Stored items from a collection
----------
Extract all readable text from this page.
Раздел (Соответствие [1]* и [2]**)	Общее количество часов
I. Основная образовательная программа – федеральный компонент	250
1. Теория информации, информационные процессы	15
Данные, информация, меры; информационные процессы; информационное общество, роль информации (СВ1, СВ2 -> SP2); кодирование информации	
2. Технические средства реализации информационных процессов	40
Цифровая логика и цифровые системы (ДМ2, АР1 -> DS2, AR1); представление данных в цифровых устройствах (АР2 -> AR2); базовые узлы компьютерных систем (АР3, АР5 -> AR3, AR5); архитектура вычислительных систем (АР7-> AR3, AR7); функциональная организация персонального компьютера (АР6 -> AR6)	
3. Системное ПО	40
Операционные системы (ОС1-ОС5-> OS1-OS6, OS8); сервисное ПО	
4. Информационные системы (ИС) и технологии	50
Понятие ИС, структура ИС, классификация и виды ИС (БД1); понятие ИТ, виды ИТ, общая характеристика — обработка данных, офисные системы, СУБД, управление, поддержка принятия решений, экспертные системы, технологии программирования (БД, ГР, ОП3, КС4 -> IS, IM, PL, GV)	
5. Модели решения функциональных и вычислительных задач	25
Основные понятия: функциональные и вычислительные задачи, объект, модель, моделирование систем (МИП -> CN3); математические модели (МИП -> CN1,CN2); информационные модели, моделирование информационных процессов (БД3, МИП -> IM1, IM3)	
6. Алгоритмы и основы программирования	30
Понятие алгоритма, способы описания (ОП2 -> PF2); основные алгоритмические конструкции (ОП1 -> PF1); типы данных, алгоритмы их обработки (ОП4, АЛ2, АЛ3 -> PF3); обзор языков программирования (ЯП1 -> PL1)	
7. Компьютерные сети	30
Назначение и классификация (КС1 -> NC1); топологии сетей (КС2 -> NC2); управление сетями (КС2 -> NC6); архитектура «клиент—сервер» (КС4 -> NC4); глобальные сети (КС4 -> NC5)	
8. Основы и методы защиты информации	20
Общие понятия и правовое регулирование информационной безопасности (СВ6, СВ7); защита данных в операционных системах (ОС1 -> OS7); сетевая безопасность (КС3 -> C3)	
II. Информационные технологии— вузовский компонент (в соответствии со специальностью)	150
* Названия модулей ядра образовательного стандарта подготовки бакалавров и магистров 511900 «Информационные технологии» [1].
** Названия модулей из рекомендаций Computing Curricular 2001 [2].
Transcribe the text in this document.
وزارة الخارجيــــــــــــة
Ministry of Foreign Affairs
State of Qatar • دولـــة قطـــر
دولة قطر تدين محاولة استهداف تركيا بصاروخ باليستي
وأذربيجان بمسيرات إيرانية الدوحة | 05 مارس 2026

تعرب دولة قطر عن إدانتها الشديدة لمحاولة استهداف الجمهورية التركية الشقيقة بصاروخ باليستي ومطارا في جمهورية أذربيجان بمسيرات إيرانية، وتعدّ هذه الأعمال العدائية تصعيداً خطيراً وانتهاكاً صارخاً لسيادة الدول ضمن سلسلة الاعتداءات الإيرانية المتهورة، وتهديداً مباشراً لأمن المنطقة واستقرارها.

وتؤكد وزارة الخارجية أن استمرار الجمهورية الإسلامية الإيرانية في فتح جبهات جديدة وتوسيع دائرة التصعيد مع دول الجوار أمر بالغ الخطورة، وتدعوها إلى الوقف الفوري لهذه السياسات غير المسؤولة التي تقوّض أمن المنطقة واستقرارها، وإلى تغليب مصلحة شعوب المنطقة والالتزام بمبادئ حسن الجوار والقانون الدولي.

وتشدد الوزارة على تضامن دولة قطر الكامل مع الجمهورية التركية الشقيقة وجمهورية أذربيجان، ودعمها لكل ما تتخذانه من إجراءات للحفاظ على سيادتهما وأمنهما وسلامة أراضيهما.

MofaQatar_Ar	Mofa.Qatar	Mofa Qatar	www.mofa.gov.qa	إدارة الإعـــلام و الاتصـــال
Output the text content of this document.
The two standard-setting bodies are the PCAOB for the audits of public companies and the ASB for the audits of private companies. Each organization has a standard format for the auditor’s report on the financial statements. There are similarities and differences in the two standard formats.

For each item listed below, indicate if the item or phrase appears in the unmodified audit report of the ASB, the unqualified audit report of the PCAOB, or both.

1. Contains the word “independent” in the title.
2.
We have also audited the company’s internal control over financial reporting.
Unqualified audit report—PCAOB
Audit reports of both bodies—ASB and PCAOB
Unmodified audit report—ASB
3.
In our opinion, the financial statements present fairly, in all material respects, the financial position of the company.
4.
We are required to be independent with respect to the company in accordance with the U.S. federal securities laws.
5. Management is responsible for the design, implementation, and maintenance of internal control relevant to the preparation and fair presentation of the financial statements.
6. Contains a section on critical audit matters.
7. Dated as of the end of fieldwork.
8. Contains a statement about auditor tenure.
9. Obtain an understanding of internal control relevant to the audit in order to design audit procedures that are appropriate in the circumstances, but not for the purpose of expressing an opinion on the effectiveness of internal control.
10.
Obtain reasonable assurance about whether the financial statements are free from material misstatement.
----------
* BRIEF *
Can you restate every record above word for word?

* REPLY TO THE TASK *
Extract all readable text from this page.
Раздел (Соответствие [1]* и [2]**)	Общее количество часов
I. Основная образовательная программа – федеральный компонент	250
1. Теория информации, информационные процессы	15
Данные, информация, меры; информационные процессы; информационное общество, роль информации (СВ1, СВ2 -> SP2); кодирование информации	
2. Технические средства реализации информационных процессов	40
Цифровая логика и цифровые системы (ДМ2, АР1 -> DS2, AR1); представление данных в цифровых устройствах (АР2 -> AR2); базовые узлы компьютерных систем (АР3, АР5 -> AR3, AR5); архитектура вычислительных систем (АР7-> AR3, AR7); функциональная организация персонального компьютера (АР6 -> AR6)	
3. Системное ПО	40
Операционные системы (ОС1-ОС5-> OS1-OS6, OS8); сервисное ПО	
4. Информационные системы (ИС) и технологии	50
Понятие ИС, структура ИС, классификация и виды ИС (БД1); понятие ИТ, виды ИТ, общая характеристика — обработка данных, офисные системы, СУБД, управление, поддержка принятия решений, экспертные системы, технологии программирования (БД, ГР, ОП3, КС4 -> IS, IM, PL, GV)	
5. Модели решения функциональных и вычислительных задач	25
Основные понятия: функциональные и вычислительные задачи, объект, модель, моделирование систем (МИП -> CN3); математические модели (МИП -> CN1,CN2); информационные модели, моделирование информационных процессов (БД3, МИП -> IM1, IM3)	
6. Алгоритмы и основы программирования	30
Понятие алгоритма, способы описания (ОП2 -> PF2); основные алгоритмические конструкции (ОП1 -> PF1); типы данных, алгоритмы их обработки (ОП4, АЛ2, АЛ3 -> PF3); обзор языков программирования (ЯП1 -> PL1)	
7. Компьютерные сети	30
Назначение и классификация (КС1 -> NC1); топологии сетей (КС2 -> NC2); управление сетями (КС2 -> NC6); архитектура «клиент—сервер» (КС4 -> NC4); глобальные сети (КС4 -> NC5)	
8. Основы и методы защиты информации	20
Общие понятия и правовое регулирование информационной безопасности (СВ6, СВ7); защита данных в операционных системах (ОС1 -> OS7); сетевая безопасность (КС3 -> C3)	
II. Информационные технологии— вузовский компонент (в соответствии со специальностью)	150
* Названия модулей ядра образовательного стандарта подготовки бакалавров и магистров 511900 «Информационные технологии» [1].
** Названия модулей из рекомендаций Computing Curricular 2001 [2].
Transcribe the text in this document.
وزارة الخارجيــــــــــــة
Ministry of Foreign Affairs
State of Qatar • دولـــة قطـــر
دولة قطر تدين محاولة استهداف تركيا بصاروخ باليستي
وأذربيجان بمسيرات إيرانية الدوحة | 05 مارس 2026

تعرب دولة قطر عن إدانتها الشديدة لمحاولة استهداف الجمهورية التركية الشقيقة بصاروخ باليستي ومطارا في جمهورية أذربيجان بمسيرات إيرانية، وتعدّ هذه الأعمال العدائية تصعيداً خطيراً وانتهاكاً صارخاً لسيادة الدول ضمن سلسلة الاعتداءات الإيرانية المتهورة، وتهديداً مباشراً لأمن المنطقة واستقرارها.

وتؤكد وزارة الخارجية أن استمرار الجمهورية الإسلامية الإيرانية في فتح جبهات جديدة وتوسيع دائرة التصعيد مع دول الجوار أمر بالغ الخطورة، وتدعوها إلى الوقف الفوري لهذه السياسات غير المسؤولة التي تقوّض أمن المنطقة واستقرارها، وإلى تغليب مصلحة شعوب المنطقة والالتزام بمبادئ حسن الجوار والقانون الدولي.

وتشدد الوزارة على تضامن دولة قطر الكامل مع الجمهورية التركية الشقيقة وجمهورية أذربيجان، ودعمها لكل ما تتخذانه من إجراءات للحفاظ على سيادتهما وأمنهما وسلامة أراضيهما.

MofaQatar_Ar	Mofa.Qatar	Mofa Qatar	www.mofa.gov.qa	إدارة الإعـــلام و الاتصـــال
Output the text content of this document.
The two standard-setting bodies are the PCAOB for the audits of public companies and the ASB for the audits of private companies. Each organization has a standard format for the auditor’s report on the financial statements. There are similarities and differences in the two standard formats.

For each item listed below, indicate if the item or phrase appears in the unmodified audit report of the ASB, the unqualified audit report of the PCAOB, or both.

1. Contains the word “independent” in the title.
2.
We have also audited the company’s internal control over financial reporting.
Unqualified audit report—PCAOB
Audit reports of both bodies—ASB and PCAOB
Unmodified audit report—ASB
3.
In our opinion, the financial statements present fairly, in all material respects, the financial position of the company.
4.
We are required to be independent with respect to the company in accordance with the U.S. federal securities laws.
5. Management is responsible for the design, implementation, and maintenance of internal control relevant to the preparation and fair presentation of the financial statements.
6. Contains a section on critical audit matters.
7. Dated as of the end of fieldwork.
8. Contains a statement about auditor tenure.
9. Obtain an understanding of internal control relevant to the audit in order to design audit procedures that are appropriate in the circumstances, but not for the purpose of expressing an opinion on the effectiveness of internal control.
10.
Obtain reasonable assurance about whether the financial statements are free from material misstatement.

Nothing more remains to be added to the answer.